***** Materials provided

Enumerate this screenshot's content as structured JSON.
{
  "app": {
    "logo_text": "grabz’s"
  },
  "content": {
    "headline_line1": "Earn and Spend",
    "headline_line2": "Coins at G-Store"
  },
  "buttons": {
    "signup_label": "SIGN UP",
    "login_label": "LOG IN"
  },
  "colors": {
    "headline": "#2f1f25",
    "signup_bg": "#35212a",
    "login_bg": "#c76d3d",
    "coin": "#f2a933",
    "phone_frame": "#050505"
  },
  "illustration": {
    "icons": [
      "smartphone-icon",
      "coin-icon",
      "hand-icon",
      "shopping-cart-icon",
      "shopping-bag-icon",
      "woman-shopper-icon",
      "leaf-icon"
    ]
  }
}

**********

◆ Stated task:
Gather up every line from the listing above in which the word "shopping" occurs.

◆ Answer to the task:
      "shopping-cart-icon",
      "shopping-bag-icon",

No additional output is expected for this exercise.